[START OF Data provided]
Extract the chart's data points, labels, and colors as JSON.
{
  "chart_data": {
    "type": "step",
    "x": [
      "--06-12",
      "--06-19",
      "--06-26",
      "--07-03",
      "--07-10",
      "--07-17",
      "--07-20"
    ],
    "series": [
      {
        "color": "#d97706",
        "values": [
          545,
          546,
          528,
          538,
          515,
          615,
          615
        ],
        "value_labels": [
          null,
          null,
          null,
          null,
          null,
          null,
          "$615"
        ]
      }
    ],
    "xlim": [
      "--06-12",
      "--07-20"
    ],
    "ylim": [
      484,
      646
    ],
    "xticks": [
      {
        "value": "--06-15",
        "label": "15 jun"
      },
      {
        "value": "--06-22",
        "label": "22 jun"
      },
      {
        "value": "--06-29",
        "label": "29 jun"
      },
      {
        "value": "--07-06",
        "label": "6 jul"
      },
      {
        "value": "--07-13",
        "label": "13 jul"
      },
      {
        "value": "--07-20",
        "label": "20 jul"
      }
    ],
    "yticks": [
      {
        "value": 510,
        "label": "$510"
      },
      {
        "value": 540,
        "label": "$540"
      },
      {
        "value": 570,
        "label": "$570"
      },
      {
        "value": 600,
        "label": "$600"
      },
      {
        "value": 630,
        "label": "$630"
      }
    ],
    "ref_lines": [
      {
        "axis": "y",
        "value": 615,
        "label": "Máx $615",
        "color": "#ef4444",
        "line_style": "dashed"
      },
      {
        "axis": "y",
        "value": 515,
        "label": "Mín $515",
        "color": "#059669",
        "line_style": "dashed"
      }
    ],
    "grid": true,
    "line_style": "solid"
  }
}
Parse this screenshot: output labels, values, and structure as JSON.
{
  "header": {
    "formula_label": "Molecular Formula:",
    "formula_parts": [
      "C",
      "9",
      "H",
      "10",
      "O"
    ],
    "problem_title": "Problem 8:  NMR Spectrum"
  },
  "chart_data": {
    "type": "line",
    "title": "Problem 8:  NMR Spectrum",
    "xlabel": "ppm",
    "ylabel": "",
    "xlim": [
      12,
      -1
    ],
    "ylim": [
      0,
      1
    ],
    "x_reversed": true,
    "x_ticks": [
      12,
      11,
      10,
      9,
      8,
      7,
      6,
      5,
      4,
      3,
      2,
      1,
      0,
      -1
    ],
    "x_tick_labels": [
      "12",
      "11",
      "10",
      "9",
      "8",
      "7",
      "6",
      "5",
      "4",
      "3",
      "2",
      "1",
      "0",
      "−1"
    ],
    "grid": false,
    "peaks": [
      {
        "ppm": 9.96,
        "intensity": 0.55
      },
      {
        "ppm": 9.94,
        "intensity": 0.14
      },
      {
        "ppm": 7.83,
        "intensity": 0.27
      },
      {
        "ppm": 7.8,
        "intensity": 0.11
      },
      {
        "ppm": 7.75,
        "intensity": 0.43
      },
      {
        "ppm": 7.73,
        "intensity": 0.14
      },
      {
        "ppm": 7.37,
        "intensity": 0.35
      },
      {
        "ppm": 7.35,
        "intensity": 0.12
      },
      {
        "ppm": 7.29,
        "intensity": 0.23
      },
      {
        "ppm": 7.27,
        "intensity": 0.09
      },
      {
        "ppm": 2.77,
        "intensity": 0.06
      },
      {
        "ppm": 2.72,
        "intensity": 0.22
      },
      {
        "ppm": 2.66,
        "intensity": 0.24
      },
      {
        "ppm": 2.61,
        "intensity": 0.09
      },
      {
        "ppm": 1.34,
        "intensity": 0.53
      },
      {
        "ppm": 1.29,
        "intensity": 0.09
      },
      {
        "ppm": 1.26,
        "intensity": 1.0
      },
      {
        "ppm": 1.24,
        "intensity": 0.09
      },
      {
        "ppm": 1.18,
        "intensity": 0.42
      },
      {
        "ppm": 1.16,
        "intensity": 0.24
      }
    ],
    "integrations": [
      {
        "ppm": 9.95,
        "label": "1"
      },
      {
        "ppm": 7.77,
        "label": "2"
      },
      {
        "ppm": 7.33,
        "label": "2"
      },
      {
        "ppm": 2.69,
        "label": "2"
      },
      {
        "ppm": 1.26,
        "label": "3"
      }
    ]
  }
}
[END OF Data provided]
*The task*.
Find the word "values" and list each line it appears in.

*Reply*.
        "values": [
Parse this screenshot: output labels, values, and structure as JSON.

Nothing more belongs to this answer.